* **What you have to do**
Search the listing below for the word "JSON" and copy each line that holds it.

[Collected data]
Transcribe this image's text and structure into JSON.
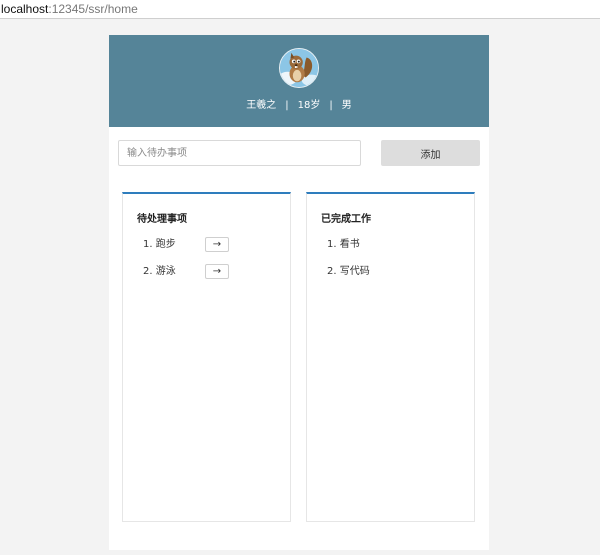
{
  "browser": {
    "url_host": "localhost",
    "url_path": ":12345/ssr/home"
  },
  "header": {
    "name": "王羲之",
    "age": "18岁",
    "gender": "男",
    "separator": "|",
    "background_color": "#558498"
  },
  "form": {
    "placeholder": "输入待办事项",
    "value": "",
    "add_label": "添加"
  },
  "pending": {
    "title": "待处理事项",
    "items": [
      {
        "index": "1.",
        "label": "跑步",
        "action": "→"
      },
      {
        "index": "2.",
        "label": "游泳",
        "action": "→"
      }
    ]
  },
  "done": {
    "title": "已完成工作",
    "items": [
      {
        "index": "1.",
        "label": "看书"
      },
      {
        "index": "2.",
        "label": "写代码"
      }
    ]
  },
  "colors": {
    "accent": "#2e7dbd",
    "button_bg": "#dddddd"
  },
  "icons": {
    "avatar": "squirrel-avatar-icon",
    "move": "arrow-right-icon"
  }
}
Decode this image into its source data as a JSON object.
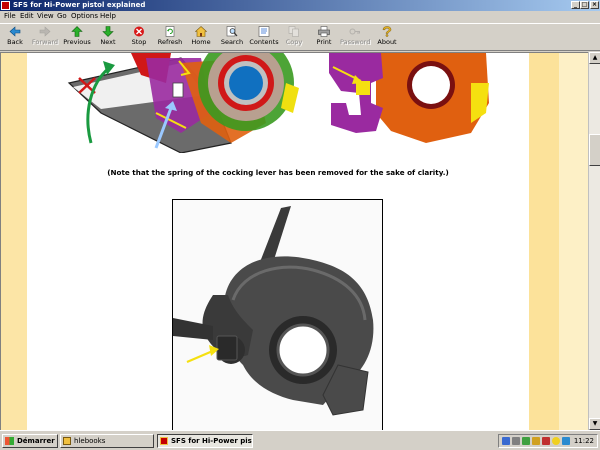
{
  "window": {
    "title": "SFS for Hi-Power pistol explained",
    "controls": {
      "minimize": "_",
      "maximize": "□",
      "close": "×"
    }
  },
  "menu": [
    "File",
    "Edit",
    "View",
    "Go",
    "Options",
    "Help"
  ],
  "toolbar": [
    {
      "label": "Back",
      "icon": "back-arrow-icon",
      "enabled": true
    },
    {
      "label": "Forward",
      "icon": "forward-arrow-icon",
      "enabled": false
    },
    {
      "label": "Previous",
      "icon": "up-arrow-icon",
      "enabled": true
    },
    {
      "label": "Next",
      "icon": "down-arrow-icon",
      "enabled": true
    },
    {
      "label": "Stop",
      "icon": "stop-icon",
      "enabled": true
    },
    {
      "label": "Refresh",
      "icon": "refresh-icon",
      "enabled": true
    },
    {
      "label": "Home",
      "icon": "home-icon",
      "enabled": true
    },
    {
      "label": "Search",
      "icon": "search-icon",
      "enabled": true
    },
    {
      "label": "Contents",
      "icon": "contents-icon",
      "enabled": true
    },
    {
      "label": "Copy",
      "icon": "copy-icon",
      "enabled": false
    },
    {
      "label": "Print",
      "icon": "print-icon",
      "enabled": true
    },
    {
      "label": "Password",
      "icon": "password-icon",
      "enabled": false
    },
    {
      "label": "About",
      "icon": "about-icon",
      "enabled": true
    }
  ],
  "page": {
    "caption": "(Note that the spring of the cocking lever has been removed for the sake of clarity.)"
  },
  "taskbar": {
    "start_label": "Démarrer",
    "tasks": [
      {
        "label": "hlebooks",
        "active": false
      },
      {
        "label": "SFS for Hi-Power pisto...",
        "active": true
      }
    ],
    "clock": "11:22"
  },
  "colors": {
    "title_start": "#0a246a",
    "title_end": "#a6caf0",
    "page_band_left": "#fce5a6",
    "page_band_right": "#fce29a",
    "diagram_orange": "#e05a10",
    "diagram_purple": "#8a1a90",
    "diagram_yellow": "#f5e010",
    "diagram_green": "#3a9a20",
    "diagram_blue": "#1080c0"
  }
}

* **Solution to this exercise**
Transcribe this image's text and structure into JSON.
Decode this image into its source data as a JSON object.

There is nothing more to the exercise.